* Work to do
Read the listing and extract each line that includes the word "your".

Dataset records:
+===+

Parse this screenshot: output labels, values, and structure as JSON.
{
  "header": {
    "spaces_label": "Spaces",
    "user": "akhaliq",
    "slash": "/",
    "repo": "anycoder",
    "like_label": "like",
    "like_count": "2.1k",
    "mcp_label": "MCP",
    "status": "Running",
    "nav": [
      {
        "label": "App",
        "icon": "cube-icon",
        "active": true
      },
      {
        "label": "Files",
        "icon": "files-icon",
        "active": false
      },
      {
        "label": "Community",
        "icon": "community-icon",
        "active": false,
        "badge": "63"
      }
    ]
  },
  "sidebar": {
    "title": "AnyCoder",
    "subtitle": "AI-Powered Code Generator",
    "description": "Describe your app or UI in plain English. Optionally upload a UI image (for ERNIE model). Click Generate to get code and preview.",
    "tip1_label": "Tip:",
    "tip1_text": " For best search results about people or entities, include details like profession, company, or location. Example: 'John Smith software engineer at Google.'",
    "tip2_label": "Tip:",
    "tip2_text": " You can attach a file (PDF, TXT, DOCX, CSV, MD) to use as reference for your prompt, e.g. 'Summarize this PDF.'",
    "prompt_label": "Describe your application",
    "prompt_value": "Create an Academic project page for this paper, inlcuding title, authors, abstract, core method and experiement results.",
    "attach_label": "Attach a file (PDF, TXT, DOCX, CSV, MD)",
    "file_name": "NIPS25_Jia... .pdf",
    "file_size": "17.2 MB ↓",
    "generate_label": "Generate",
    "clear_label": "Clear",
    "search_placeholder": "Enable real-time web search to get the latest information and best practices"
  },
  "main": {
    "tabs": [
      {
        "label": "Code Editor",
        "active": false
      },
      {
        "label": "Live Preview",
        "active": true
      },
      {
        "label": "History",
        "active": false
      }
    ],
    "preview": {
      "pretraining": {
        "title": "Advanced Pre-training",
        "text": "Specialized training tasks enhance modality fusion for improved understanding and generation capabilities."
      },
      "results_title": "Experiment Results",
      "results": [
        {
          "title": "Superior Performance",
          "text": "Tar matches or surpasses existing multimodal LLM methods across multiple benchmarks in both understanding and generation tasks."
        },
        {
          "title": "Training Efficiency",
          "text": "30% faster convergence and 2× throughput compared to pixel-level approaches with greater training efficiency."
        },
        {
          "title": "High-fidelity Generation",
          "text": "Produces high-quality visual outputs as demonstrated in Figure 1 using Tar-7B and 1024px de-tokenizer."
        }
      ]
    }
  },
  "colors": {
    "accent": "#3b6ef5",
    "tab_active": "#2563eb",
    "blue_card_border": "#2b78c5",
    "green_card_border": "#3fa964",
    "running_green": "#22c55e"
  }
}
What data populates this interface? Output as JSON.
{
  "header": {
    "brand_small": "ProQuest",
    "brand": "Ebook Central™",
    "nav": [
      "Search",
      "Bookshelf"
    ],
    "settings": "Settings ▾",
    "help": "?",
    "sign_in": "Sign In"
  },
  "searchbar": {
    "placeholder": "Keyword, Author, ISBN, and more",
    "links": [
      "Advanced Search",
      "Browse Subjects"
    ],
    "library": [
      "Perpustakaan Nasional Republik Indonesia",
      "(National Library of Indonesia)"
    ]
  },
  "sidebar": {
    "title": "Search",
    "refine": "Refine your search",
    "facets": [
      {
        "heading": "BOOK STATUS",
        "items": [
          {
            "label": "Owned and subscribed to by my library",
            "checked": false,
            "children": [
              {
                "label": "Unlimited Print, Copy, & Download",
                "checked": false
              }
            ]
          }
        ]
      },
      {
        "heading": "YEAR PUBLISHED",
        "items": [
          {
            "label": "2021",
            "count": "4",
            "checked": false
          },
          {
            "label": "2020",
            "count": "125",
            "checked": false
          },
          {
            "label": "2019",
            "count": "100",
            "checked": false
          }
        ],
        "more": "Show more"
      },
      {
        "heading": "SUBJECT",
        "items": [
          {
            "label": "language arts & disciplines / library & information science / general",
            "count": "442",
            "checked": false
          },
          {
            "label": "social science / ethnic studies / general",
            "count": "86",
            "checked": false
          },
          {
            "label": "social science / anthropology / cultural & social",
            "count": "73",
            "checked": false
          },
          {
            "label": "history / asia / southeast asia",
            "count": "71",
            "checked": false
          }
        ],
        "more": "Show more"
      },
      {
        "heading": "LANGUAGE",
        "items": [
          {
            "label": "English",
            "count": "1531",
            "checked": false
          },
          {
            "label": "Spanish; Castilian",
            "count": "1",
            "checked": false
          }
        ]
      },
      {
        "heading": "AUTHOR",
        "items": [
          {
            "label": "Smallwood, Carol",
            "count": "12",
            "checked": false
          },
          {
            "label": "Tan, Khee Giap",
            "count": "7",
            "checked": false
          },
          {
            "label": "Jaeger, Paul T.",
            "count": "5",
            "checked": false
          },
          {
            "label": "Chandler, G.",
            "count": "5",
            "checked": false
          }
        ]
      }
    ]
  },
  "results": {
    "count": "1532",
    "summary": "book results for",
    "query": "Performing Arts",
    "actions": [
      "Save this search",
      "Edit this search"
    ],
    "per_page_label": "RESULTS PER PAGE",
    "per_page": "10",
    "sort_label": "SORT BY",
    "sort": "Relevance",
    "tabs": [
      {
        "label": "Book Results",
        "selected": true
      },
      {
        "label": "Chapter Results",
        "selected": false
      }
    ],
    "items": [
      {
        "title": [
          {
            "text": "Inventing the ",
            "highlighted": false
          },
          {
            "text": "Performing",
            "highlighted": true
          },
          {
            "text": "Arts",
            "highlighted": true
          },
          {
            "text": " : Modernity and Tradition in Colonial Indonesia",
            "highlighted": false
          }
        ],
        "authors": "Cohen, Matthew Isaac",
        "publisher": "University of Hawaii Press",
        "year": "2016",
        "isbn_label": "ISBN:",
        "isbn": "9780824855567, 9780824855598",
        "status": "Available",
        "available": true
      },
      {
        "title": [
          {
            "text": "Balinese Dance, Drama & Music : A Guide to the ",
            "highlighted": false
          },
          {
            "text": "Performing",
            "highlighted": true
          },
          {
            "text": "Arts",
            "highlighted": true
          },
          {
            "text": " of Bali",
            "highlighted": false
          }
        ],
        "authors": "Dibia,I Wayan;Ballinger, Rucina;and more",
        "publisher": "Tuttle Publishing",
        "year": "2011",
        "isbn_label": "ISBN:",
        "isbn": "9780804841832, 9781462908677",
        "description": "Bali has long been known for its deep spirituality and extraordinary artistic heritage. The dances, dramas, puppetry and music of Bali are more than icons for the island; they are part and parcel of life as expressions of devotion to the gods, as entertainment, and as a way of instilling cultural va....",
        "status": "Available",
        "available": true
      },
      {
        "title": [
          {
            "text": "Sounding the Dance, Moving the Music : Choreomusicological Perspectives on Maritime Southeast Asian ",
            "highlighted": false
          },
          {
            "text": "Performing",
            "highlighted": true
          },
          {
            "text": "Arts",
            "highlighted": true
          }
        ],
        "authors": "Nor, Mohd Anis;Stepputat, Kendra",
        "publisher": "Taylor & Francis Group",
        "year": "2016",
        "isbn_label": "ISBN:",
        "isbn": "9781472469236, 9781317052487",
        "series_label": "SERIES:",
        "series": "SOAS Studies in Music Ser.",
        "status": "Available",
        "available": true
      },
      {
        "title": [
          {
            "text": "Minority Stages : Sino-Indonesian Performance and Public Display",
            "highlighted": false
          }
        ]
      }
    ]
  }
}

+===+

* Output
    "description": "Describe your app or UI in plain English. Optionally upload a UI image (for ERNIE model). Click Generate to get code and preview.",
    "tip2_text": " You can attach a file (PDF, TXT, DOCX, CSV, MD) to use as reference for your prompt, e.g. 'Summarize this PDF.'",
    "prompt_label": "Describe your application",
    "refine": "Refine your search",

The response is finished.